Aim of the task. Write out the entries below once more, exactly.

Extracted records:
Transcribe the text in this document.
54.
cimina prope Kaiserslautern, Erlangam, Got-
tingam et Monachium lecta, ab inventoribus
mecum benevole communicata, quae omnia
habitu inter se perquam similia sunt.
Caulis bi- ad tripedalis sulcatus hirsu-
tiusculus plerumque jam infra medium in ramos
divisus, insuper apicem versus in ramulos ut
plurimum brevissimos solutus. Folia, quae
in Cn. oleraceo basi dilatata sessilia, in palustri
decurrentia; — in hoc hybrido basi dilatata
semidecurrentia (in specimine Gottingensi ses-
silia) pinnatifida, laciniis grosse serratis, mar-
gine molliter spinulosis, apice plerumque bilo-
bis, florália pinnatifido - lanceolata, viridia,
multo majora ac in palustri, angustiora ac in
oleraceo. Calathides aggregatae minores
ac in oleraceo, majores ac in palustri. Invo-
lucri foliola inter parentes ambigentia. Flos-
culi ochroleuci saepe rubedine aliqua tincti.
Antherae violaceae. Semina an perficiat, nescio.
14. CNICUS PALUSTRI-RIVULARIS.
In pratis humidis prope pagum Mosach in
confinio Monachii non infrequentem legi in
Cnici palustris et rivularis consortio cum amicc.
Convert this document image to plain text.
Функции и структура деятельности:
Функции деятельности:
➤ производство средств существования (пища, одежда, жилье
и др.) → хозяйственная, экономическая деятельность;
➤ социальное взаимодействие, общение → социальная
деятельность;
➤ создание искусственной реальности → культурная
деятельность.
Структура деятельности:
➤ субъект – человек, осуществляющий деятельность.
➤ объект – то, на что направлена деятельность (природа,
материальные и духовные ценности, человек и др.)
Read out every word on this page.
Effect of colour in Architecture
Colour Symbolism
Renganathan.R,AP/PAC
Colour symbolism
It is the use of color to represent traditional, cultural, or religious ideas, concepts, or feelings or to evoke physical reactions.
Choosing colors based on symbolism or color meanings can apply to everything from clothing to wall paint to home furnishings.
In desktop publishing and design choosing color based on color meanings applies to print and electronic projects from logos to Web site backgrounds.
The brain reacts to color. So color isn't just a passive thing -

Completed task.
Transcribe the text in this document.
54.
cimina prope Kaiserslautern, Erlangam, Got-
tingam et Monachium lecta, ab inventoribus
mecum benevole communicata, quae omnia
habitu inter se perquam similia sunt.
Caulis bi- ad tripedalis sulcatus hirsu-
tiusculus plerumque jam infra medium in ramos
divisus, insuper apicem versus in ramulos ut
plurimum brevissimos solutus. Folia, quae
in Cn. oleraceo basi dilatata sessilia, in palustri
decurrentia; — in hoc hybrido basi dilatata
semidecurrentia (in specimine Gottingensi ses-
silia) pinnatifida, laciniis grosse serratis, mar-
gine molliter spinulosis, apice plerumque bilo-
bis, florália pinnatifido - lanceolata, viridia,
multo majora ac in palustri, angustiora ac in
oleraceo. Calathides aggregatae minores
ac in oleraceo, majores ac in palustri. Invo-
lucri foliola inter parentes ambigentia. Flos-
culi ochroleuci saepe rubedine aliqua tincti.
Antherae violaceae. Semina an perficiat, nescio.
14. CNICUS PALUSTRI-RIVULARIS.
In pratis humidis prope pagum Mosach in
confinio Monachii non infrequentem legi in
Cnici palustris et rivularis consortio cum amicc.
Convert this document image to plain text.
Функции и структура деятельности:
Функции деятельности:
➤ производство средств существования (пища, одежда, жилье
и др.) → хозяйственная, экономическая деятельность;
➤ социальное взаимодействие, общение → социальная
деятельность;
➤ создание искусственной реальности → культурная
деятельность.
Структура деятельности:
➤ субъект – человек, осуществляющий деятельность.
➤ объект – то, на что направлена деятельность (природа,
материальные и духовные ценности, человек и др.)
Read out every word on this page.
Effect of colour in Architecture
Colour Symbolism
Renganathan.R,AP/PAC
Colour symbolism
It is the use of color to represent traditional, cultural, or religious ideas, concepts, or feelings or to evoke physical reactions.
Choosing colors based on symbolism or color meanings can apply to everything from clothing to wall paint to home furnishings.
In desktop publishing and design choosing color based on color meanings applies to print and electronic projects from logos to Web site backgrounds.
The brain reacts to color. So color isn't just a passive thing -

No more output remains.